→ **Dataset entries**

↓↓↓

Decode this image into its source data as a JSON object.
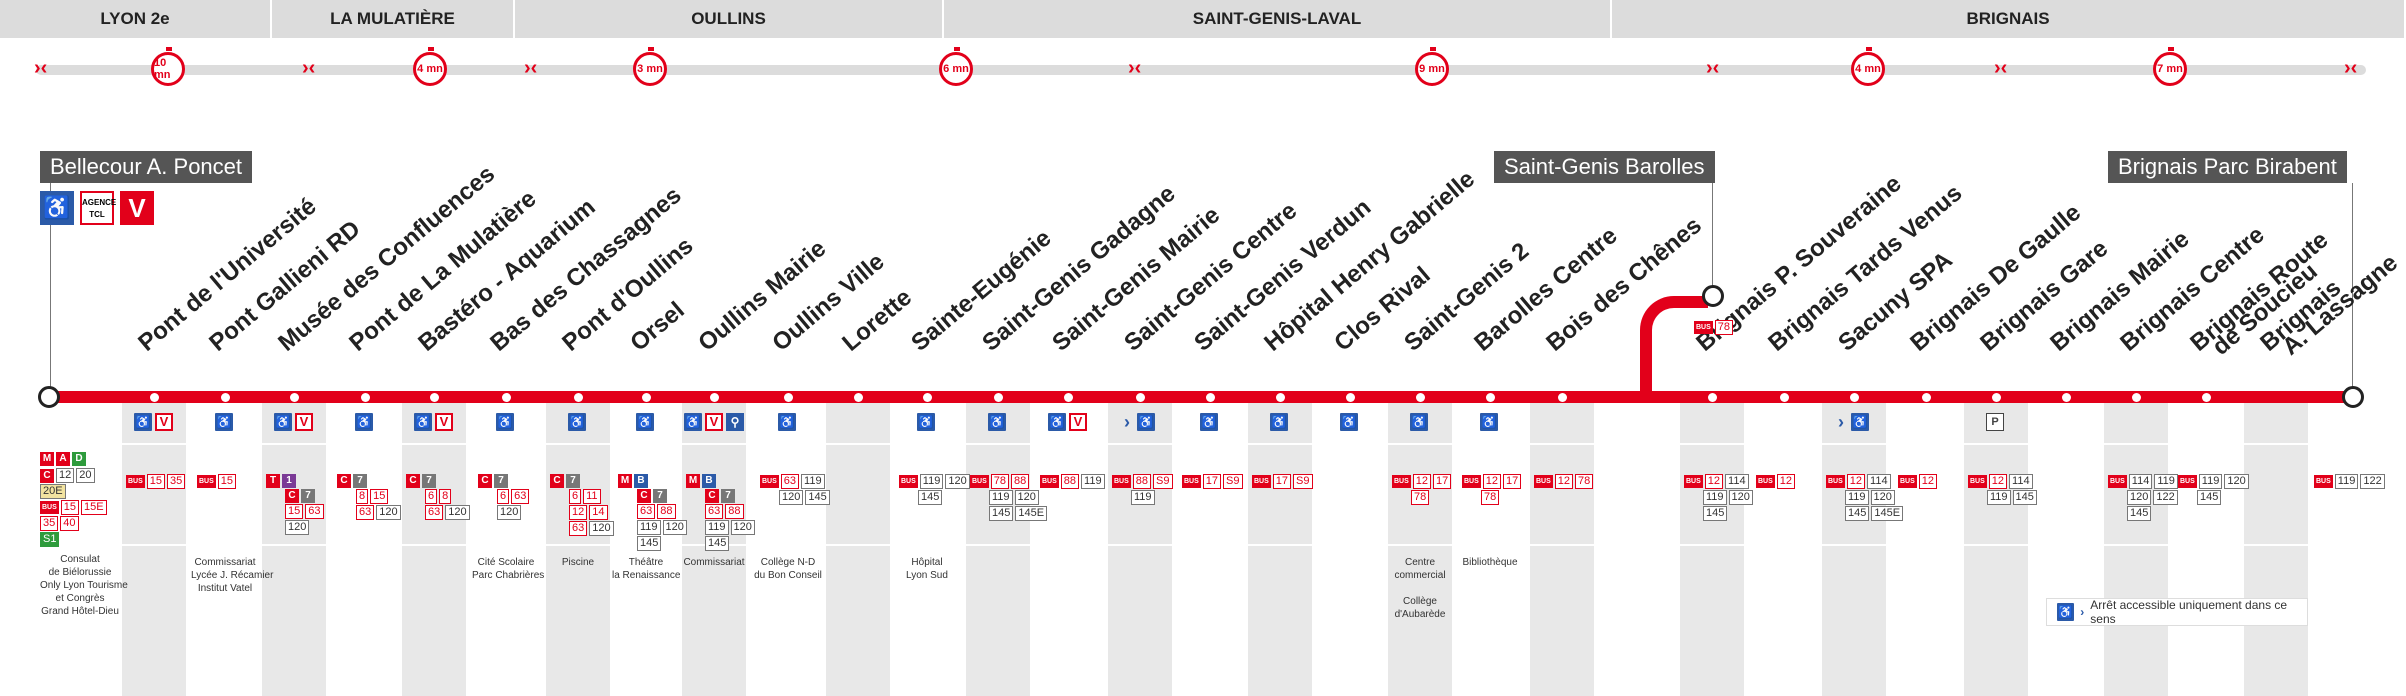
{
  "colors": {
    "red": "#e2001a",
    "blue": "#2b5aa8",
    "grey": "#dcdcdc",
    "dark": "#555555"
  },
  "zones": [
    {
      "label": "LYON 2e"
    },
    {
      "label": "LA MULATIÈRE"
    },
    {
      "label": "OULLINS"
    },
    {
      "label": "SAINT-GENIS-LAVAL"
    },
    {
      "label": "BRIGNAIS"
    }
  ],
  "durations": [
    "10",
    "4",
    "3",
    "6",
    "9",
    "4",
    "7"
  ],
  "duration_unit": "mn",
  "terminals": {
    "start": "Bellecour A. Poncet",
    "middle": "Saint-Genis Barolles",
    "end": "Brignais Parc Birabent"
  },
  "start_services": {
    "agency_label": "AGENCE TCL",
    "metro": [
      "M A",
      "D"
    ],
    "bus_rows": [
      [
        "C",
        "12",
        "20"
      ],
      [
        "20E"
      ],
      [
        "15",
        "15E"
      ],
      [
        "35",
        "40"
      ],
      [
        "S1"
      ]
    ],
    "poi": "Consulat\nde Biélorussie\nOnly Lyon Tourisme\net Congrès\nGrand Hôtel-Dieu"
  },
  "stops": [
    {
      "name": "Pont de l'Université",
      "icons": [
        "accessible",
        "tram"
      ],
      "lines": [
        [
          "15",
          "35"
        ]
      ],
      "poi": ""
    },
    {
      "name": "Pont Gallieni RD",
      "icons": [
        "accessible"
      ],
      "lines": [
        [
          "15"
        ]
      ],
      "poi": "Commissariat\nLycée J. Récamier\nInstitut Vatel"
    },
    {
      "name": "Musée des Confluences",
      "icons": [
        "accessible",
        "tram"
      ],
      "lines": [
        [
          "T1"
        ],
        [
          "C7"
        ],
        [
          "15",
          "63"
        ],
        [
          "120"
        ]
      ],
      "poi": ""
    },
    {
      "name": "Pont de La Mulatière",
      "icons": [
        "accessible"
      ],
      "lines": [
        [
          "C7"
        ],
        [
          "8",
          "15"
        ],
        [
          "63",
          "120"
        ]
      ],
      "poi": ""
    },
    {
      "name": "Bastéro - Aquarium",
      "icons": [
        "accessible",
        "tram"
      ],
      "lines": [
        [
          "C7"
        ],
        [
          "6",
          "8"
        ],
        [
          "63",
          "120"
        ]
      ],
      "poi": ""
    },
    {
      "name": "Bas des Chassagnes",
      "icons": [
        "accessible"
      ],
      "lines": [
        [
          "C7"
        ],
        [
          "6",
          "63"
        ],
        [
          "120"
        ]
      ],
      "poi": "Cité Scolaire\nParc Chabrières"
    },
    {
      "name": "Pont d'Oullins",
      "icons": [
        "accessible"
      ],
      "lines": [
        [
          "C7"
        ],
        [
          "6",
          "11"
        ],
        [
          "12",
          "14"
        ],
        [
          "63",
          "120"
        ]
      ],
      "poi": "Piscine"
    },
    {
      "name": "Orsel",
      "icons": [
        "accessible"
      ],
      "lines": [
        [
          "M B"
        ],
        [
          "C7"
        ],
        [
          "63",
          "88"
        ],
        [
          "119",
          "120"
        ],
        [
          "145"
        ]
      ],
      "poi": "Théâtre\nla Renaissance"
    },
    {
      "name": "Oullins Mairie",
      "icons": [
        "accessible",
        "tram",
        "bike"
      ],
      "lines": [
        [
          "M B"
        ],
        [
          "C7"
        ],
        [
          "63",
          "88"
        ],
        [
          "119",
          "120"
        ],
        [
          "145"
        ]
      ],
      "poi": "Commissariat"
    },
    {
      "name": "Oullins Ville",
      "icons": [
        "accessible"
      ],
      "lines": [
        [
          "63",
          "119"
        ],
        [
          "120",
          "145"
        ]
      ],
      "poi": "Collège N-D\ndu Bon Conseil"
    },
    {
      "name": "Lorette",
      "icons": [],
      "lines": [],
      "poi": ""
    },
    {
      "name": "Sainte-Eugénie",
      "icons": [
        "accessible"
      ],
      "lines": [
        [
          "119",
          "120"
        ],
        [
          "145"
        ]
      ],
      "poi": "Hôpital\nLyon Sud"
    },
    {
      "name": "Saint-Genis Gadagne",
      "icons": [
        "accessible"
      ],
      "lines": [
        [
          "78",
          "88"
        ],
        [
          "119",
          "120"
        ],
        [
          "145",
          "145E"
        ]
      ],
      "poi": ""
    },
    {
      "name": "Saint-Genis Mairie",
      "icons": [
        "accessible",
        "tram"
      ],
      "lines": [
        [
          "88",
          "119"
        ]
      ],
      "poi": ""
    },
    {
      "name": "Saint-Genis Centre",
      "icons": [
        "arrow",
        "accessible"
      ],
      "lines": [
        [
          "88",
          "S9"
        ],
        [
          "119"
        ]
      ],
      "poi": ""
    },
    {
      "name": "Saint-Genis Verdun",
      "icons": [
        "accessible"
      ],
      "lines": [
        [
          "17",
          "S9"
        ]
      ],
      "poi": ""
    },
    {
      "name": "Hôpital Henry Gabrielle",
      "icons": [
        "accessible"
      ],
      "lines": [
        [
          "17",
          "S9"
        ]
      ],
      "poi": ""
    },
    {
      "name": "Clos Rival",
      "icons": [
        "accessible"
      ],
      "lines": [],
      "poi": ""
    },
    {
      "name": "Saint-Genis 2",
      "icons": [
        "accessible"
      ],
      "lines": [
        [
          "12",
          "17"
        ],
        [
          "78"
        ]
      ],
      "poi": "Centre\ncommercial\n\nCollège\nd'Aubarède"
    },
    {
      "name": "Barolles Centre",
      "icons": [
        "accessible"
      ],
      "lines": [
        [
          "12",
          "17"
        ],
        [
          "78"
        ]
      ],
      "poi": "Bibliothèque"
    },
    {
      "name": "Bois des Chênes",
      "icons": [],
      "lines": [
        [
          "12",
          "78"
        ]
      ],
      "poi": ""
    },
    {
      "name": "Brignais P. Souveraine",
      "icons": [],
      "lines": [
        [
          "12",
          "114"
        ],
        [
          "119",
          "120"
        ],
        [
          "145"
        ]
      ],
      "poi": ""
    },
    {
      "name": "Brignais Tards Venus",
      "icons": [],
      "lines": [
        [
          "12"
        ]
      ],
      "poi": ""
    },
    {
      "name": "Sacuny SPA",
      "icons": [
        "arrow",
        "accessible"
      ],
      "lines": [
        [
          "12",
          "114"
        ],
        [
          "119",
          "120"
        ],
        [
          "145",
          "145E"
        ]
      ],
      "poi": ""
    },
    {
      "name": "Brignais De Gaulle",
      "icons": [],
      "lines": [
        [
          "12"
        ]
      ],
      "poi": ""
    },
    {
      "name": "Brignais Gare",
      "icons": [
        "parking"
      ],
      "lines": [
        [
          "12",
          "114"
        ],
        [
          "119",
          "145"
        ]
      ],
      "poi": ""
    },
    {
      "name": "Brignais Mairie",
      "icons": [],
      "lines": [],
      "poi": ""
    },
    {
      "name": "Brignais Centre",
      "icons": [],
      "lines": [
        [
          "114",
          "119"
        ],
        [
          "120",
          "122"
        ],
        [
          "145"
        ]
      ],
      "poi": ""
    },
    {
      "name": "Brignais Route\nde Soucieu",
      "icons": [],
      "lines": [
        [
          "119",
          "120"
        ],
        [
          "145"
        ]
      ],
      "poi": ""
    },
    {
      "name": "Brignais\nA. Lassagne",
      "icons": [],
      "lines": [],
      "poi": ""
    }
  ],
  "end_services": {
    "lines": [
      [
        "119",
        "122"
      ]
    ]
  },
  "barolles_lines": [
    [
      "78"
    ]
  ],
  "legend": {
    "text": "Arrêt accessible uniquement dans ce sens"
  }
}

↑↑↑

→ **WHAT THE TASK ASKS**
Locate the string "Pont" in the listing above and copy every line where it occurs.

→ **EXERCISE RESPONSE**
      "name": "Pont de l'Université",
      "name": "Pont Gallieni RD",
      "name": "Pont de La Mulatière",
      "name": "Pont d'Oullins",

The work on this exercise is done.